-- GIVEN REQUEST --
Are you able to quote each entry exactly as written?

-- DATASET ROWS --

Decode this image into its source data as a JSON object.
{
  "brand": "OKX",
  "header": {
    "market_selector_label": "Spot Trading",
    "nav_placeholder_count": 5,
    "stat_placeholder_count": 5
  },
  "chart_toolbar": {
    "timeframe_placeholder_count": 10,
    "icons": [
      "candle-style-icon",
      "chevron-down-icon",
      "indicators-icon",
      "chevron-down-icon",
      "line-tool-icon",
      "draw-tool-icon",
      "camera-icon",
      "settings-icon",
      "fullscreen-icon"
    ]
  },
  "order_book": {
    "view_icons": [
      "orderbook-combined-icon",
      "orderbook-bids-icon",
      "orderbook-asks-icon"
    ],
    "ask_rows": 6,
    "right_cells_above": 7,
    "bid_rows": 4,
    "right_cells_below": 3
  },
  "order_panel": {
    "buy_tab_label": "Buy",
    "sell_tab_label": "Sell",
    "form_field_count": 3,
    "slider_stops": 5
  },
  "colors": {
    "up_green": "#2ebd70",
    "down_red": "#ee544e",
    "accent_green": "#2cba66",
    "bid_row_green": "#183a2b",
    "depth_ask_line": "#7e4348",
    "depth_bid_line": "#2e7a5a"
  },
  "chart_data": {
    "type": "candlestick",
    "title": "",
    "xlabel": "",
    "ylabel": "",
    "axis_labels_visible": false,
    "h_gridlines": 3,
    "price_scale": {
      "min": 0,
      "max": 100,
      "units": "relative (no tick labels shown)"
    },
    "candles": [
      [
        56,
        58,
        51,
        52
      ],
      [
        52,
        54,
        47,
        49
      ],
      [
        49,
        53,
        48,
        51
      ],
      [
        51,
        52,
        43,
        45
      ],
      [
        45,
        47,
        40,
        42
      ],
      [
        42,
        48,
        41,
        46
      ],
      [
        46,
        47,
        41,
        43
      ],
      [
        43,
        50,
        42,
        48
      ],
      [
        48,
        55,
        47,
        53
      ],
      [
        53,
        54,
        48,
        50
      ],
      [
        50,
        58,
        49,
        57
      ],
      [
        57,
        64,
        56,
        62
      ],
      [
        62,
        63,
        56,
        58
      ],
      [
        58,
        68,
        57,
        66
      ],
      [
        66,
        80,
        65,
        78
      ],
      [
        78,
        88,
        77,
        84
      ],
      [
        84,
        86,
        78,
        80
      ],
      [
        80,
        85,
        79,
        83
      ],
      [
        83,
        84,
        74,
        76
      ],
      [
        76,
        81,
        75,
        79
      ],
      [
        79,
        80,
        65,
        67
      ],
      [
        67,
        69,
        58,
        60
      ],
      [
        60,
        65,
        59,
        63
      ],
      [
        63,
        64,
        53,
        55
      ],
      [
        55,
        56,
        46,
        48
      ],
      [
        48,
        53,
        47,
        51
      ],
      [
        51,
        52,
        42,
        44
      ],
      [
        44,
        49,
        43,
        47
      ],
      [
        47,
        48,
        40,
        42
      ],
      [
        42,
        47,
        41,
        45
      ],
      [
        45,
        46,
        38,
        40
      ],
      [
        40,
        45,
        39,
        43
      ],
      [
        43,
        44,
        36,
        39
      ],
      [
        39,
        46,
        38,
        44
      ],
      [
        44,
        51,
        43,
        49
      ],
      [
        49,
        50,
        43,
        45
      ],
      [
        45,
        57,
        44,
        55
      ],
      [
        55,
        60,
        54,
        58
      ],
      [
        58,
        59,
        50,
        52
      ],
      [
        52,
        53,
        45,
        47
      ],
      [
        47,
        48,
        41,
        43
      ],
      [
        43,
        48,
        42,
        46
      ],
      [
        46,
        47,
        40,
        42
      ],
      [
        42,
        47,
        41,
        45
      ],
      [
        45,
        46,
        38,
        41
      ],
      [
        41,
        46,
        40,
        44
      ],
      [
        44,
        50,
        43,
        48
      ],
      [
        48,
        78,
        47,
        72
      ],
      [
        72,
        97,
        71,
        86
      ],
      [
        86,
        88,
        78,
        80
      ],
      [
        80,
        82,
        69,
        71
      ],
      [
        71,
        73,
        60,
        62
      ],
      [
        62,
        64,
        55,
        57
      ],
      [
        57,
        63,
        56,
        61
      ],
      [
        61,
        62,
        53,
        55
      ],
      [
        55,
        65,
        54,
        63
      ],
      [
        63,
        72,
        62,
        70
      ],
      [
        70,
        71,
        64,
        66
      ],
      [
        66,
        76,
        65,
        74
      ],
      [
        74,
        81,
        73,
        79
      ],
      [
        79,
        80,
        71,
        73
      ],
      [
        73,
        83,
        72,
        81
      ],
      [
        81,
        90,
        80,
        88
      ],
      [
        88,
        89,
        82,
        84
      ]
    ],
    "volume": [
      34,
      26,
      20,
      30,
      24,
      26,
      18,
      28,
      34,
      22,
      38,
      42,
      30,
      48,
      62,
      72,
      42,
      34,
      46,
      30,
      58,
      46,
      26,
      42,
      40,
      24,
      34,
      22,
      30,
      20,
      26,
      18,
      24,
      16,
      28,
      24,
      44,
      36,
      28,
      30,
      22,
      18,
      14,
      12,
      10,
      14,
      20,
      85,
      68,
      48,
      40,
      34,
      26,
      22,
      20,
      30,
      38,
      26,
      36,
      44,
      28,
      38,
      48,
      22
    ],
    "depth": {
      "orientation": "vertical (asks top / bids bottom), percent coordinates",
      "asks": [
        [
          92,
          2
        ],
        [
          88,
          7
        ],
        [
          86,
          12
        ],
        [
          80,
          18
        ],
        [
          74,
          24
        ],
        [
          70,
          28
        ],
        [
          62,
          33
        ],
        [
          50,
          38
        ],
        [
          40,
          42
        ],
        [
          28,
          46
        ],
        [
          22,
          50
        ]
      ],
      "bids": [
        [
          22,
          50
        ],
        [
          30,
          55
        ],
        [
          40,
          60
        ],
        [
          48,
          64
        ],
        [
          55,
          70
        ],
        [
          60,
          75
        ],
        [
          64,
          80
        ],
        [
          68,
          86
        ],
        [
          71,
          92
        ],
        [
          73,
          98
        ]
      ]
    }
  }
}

-- PROBLEM SOLUTION --
Decode this image into its source data as a JSON object.
{
  "brand": "OKX",
  "header": {
    "market_selector_label": "Spot Trading",
    "nav_placeholder_count": 5,
    "stat_placeholder_count": 5
  },
  "chart_toolbar": {
    "timeframe_placeholder_count": 10,
    "icons": [
      "candle-style-icon",
      "chevron-down-icon",
      "indicators-icon",
      "chevron-down-icon",
      "line-tool-icon",
      "draw-tool-icon",
      "camera-icon",
      "settings-icon",
      "fullscreen-icon"
    ]
  },
  "order_book": {
    "view_icons": [
      "orderbook-combined-icon",
      "orderbook-bids-icon",
      "orderbook-asks-icon"
    ],
    "ask_rows": 6,
    "right_cells_above": 7,
    "bid_rows": 4,
    "right_cells_below": 3
  },
  "order_panel": {
    "buy_tab_label": "Buy",
    "sell_tab_label": "Sell",
    "form_field_count": 3,
    "slider_stops": 5
  },
  "colors": {
    "up_green": "#2ebd70",
    "down_red": "#ee544e",
    "accent_green": "#2cba66",
    "bid_row_green": "#183a2b",
    "depth_ask_line": "#7e4348",
    "depth_bid_line": "#2e7a5a"
  },
  "chart_data": {
    "type": "candlestick",
    "title": "",
    "xlabel": "",
    "ylabel": "",
    "axis_labels_visible": false,
    "h_gridlines": 3,
    "price_scale": {
      "min": 0,
      "max": 100,
      "units": "relative (no tick labels shown)"
    },
    "candles": [
      [
        56,
        58,
        51,
        52
      ],
      [
        52,
        54,
        47,
        49
      ],
      [
        49,
        53,
        48,
        51
      ],
      [
        51,
        52,
        43,
        45
      ],
      [
        45,
        47,
        40,
        42
      ],
      [
        42,
        48,
        41,
        46
      ],
      [
        46,
        47,
        41,
        43
      ],
      [
        43,
        50,
        42,
        48
      ],
      [
        48,
        55,
        47,
        53
      ],
      [
        53,
        54,
        48,
        50
      ],
      [
        50,
        58,
        49,
        57
      ],
      [
        57,
        64,
        56,
        62
      ],
      [
        62,
        63,
        56,
        58
      ],
      [
        58,
        68,
        57,
        66
      ],
      [
        66,
        80,
        65,
        78
      ],
      [
        78,
        88,
        77,
        84
      ],
      [
        84,
        86,
        78,
        80
      ],
      [
        80,
        85,
        79,
        83
      ],
      [
        83,
        84,
        74,
        76
      ],
      [
        76,
        81,
        75,
        79
      ],
      [
        79,
        80,
        65,
        67
      ],
      [
        67,
        69,
        58,
        60
      ],
      [
        60,
        65,
        59,
        63
      ],
      [
        63,
        64,
        53,
        55
      ],
      [
        55,
        56,
        46,
        48
      ],
      [
        48,
        53,
        47,
        51
      ],
      [
        51,
        52,
        42,
        44
      ],
      [
        44,
        49,
        43,
        47
      ],
      [
        47,
        48,
        40,
        42
      ],
      [
        42,
        47,
        41,
        45
      ],
      [
        45,
        46,
        38,
        40
      ],
      [
        40,
        45,
        39,
        43
      ],
      [
        43,
        44,
        36,
        39
      ],
      [
        39,
        46,
        38,
        44
      ],
      [
        44,
        51,
        43,
        49
      ],
      [
        49,
        50,
        43,
        45
      ],
      [
        45,
        57,
        44,
        55
      ],
      [
        55,
        60,
        54,
        58
      ],
      [
        58,
        59,
        50,
        52
      ],
      [
        52,
        53,
        45,
        47
      ],
      [
        47,
        48,
        41,
        43
      ],
      [
        43,
        48,
        42,
        46
      ],
      [
        46,
        47,
        40,
        42
      ],
      [
        42,
        47,
        41,
        45
      ],
      [
        45,
        46,
        38,
        41
      ],
      [
        41,
        46,
        40,
        44
      ],
      [
        44,
        50,
        43,
        48
      ],
      [
        48,
        78,
        47,
        72
      ],
      [
        72,
        97,
        71,
        86
      ],
      [
        86,
        88,
        78,
        80
      ],
      [
        80,
        82,
        69,
        71
      ],
      [
        71,
        73,
        60,
        62
      ],
      [
        62,
        64,
        55,
        57
      ],
      [
        57,
        63,
        56,
        61
      ],
      [
        61,
        62,
        53,
        55
      ],
      [
        55,
        65,
        54,
        63
      ],
      [
        63,
        72,
        62,
        70
      ],
      [
        70,
        71,
        64,
        66
      ],
      [
        66,
        76,
        65,
        74
      ],
      [
        74,
        81,
        73,
        79
      ],
      [
        79,
        80,
        71,
        73
      ],
      [
        73,
        83,
        72,
        81
      ],
      [
        81,
        90,
        80,
        88
      ],
      [
        88,
        89,
        82,
        84
      ]
    ],
    "volume": [
      34,
      26,
      20,
      30,
      24,
      26,
      18,
      28,
      34,
      22,
      38,
      42,
      30,
      48,
      62,
      72,
      42,
      34,
      46,
      30,
      58,
      46,
      26,
      42,
      40,
      24,
      34,
      22,
      30,
      20,
      26,
      18,
      24,
      16,
      28,
      24,
      44,
      36,
      28,
      30,
      22,
      18,
      14,
      12,
      10,
      14,
      20,
      85,
      68,
      48,
      40,
      34,
      26,
      22,
      20,
      30,
      38,
      26,
      36,
      44,
      28,
      38,
      48,
      22
    ],
    "depth": {
      "orientation": "vertical (asks top / bids bottom), percent coordinates",
      "asks": [
        [
          92,
          2
        ],
        [
          88,
          7
        ],
        [
          86,
          12
        ],
        [
          80,
          18
        ],
        [
          74,
          24
        ],
        [
          70,
          28
        ],
        [
          62,
          33
        ],
        [
          50,
          38
        ],
        [
          40,
          42
        ],
        [
          28,
          46
        ],
        [
          22,
          50
        ]
      ],
      "bids": [
        [
          22,
          50
        ],
        [
          30,
          55
        ],
        [
          40,
          60
        ],
        [
          48,
          64
        ],
        [
          55,
          70
        ],
        [
          60,
          75
        ],
        [
          64,
          80
        ],
        [
          68,
          86
        ],
        [
          71,
          92
        ],
        [
          73,
          98
        ]
      ]
    }
  }
}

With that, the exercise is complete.